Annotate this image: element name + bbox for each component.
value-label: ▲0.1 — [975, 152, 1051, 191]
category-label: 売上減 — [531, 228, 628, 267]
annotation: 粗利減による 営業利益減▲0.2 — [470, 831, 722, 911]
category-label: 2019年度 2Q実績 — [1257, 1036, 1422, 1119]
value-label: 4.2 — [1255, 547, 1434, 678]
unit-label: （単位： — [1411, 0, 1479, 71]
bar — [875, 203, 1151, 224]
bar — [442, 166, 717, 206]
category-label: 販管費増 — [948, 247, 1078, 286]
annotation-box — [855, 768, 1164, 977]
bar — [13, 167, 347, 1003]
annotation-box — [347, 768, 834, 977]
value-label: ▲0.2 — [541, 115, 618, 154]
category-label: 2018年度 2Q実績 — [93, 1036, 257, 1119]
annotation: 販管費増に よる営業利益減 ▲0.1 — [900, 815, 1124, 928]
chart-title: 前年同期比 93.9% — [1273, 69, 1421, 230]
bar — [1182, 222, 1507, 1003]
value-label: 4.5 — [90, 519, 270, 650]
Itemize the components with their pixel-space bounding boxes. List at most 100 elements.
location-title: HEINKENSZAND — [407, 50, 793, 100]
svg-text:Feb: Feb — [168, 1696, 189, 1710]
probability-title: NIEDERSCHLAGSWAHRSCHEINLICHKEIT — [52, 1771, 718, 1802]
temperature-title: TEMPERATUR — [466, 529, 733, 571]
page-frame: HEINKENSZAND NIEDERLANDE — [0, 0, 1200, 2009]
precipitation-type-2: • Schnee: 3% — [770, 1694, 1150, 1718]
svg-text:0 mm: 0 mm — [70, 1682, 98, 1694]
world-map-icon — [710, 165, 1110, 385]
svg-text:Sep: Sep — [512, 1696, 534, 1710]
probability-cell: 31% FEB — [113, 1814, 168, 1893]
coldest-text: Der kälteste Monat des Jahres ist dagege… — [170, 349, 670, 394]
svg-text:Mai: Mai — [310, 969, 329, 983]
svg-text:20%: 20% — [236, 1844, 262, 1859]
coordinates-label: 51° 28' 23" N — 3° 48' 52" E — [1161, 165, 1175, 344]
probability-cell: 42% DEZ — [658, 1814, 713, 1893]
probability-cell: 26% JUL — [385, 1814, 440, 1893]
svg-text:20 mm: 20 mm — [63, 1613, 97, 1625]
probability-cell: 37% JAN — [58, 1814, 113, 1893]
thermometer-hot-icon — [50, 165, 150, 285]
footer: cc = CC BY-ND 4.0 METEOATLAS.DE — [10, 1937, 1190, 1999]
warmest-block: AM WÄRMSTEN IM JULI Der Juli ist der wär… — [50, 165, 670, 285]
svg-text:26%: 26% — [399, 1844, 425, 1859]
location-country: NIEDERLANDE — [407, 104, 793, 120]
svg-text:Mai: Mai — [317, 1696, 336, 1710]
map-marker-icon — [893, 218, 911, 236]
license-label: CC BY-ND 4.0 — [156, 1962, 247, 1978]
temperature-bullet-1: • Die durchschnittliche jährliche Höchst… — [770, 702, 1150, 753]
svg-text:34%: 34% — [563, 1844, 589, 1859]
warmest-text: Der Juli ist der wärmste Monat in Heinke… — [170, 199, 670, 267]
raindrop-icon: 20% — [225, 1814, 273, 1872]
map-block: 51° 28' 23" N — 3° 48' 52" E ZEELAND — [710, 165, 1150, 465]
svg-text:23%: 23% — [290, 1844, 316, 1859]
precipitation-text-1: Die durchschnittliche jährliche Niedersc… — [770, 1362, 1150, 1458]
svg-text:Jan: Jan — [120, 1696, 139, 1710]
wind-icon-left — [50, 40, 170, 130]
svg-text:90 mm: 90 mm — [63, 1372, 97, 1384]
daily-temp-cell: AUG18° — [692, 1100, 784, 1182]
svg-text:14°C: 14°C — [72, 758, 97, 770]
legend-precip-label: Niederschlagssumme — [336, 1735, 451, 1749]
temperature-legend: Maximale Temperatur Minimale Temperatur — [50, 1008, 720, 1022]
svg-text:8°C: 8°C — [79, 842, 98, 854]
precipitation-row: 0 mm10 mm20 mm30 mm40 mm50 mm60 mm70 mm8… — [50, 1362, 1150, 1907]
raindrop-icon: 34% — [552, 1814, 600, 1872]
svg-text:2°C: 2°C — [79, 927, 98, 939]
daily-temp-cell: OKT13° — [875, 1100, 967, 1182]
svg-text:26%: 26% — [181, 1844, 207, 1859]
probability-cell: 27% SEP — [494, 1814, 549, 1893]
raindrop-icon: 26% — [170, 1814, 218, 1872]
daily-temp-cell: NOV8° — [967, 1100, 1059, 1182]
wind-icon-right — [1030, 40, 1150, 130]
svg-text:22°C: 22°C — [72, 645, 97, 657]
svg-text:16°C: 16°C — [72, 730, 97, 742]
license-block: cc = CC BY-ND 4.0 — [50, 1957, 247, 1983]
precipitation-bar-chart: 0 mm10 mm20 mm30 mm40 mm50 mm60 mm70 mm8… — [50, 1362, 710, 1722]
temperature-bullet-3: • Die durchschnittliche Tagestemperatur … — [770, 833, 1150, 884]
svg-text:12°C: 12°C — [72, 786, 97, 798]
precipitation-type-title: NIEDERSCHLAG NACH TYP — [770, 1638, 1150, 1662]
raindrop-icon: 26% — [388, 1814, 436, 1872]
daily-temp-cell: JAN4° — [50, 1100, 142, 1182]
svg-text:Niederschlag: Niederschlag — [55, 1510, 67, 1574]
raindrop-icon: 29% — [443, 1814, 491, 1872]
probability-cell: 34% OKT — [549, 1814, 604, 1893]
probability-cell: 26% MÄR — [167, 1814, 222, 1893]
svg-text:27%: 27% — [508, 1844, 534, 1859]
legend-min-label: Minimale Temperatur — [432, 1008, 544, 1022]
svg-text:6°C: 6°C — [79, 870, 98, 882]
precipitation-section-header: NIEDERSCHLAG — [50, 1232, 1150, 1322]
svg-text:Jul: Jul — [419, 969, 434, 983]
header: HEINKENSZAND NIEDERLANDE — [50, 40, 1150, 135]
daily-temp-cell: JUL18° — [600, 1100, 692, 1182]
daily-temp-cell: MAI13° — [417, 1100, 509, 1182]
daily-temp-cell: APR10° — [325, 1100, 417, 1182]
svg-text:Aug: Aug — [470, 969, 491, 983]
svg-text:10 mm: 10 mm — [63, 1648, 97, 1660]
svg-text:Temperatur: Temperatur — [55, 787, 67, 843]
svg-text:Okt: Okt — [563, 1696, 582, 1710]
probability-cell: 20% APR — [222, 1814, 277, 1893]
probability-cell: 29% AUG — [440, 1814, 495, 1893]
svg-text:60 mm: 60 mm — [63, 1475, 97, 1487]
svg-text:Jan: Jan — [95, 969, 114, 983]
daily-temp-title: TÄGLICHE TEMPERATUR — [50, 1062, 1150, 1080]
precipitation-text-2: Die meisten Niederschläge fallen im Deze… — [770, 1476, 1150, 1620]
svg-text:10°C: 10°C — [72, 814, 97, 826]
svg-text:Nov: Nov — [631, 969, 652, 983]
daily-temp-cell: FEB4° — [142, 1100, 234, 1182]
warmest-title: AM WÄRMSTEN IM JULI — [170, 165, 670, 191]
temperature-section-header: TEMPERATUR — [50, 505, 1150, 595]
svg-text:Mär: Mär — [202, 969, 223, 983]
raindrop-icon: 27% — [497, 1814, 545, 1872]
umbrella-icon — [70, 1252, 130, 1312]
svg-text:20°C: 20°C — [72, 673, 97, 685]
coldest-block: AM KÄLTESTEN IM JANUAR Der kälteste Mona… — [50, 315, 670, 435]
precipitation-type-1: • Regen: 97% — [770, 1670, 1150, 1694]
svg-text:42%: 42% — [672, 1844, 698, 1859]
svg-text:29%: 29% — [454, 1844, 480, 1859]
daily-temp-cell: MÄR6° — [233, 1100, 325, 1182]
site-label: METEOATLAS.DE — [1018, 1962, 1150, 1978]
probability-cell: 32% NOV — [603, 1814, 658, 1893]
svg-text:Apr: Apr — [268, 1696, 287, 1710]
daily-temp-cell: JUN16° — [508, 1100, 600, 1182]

┄┄┄┄┄┄┄┄┄┄┄┄┄┄┄┄┄┄┄┄

[The problem] Transcribe the data verbatim, starting at the first line and ending with the line holding "category-label: 2019年度 2Q実績", with both of those lines included.

[Output of the exercise]
Annotate this image: element name + bbox for each component.
value-label: ▲0.1 — [975, 152, 1051, 191]
category-label: 売上減 — [531, 228, 628, 267]
annotation: 粗利減による 営業利益減▲0.2 — [470, 831, 722, 911]
category-label: 2019年度 2Q実績 — [1257, 1036, 1422, 1119]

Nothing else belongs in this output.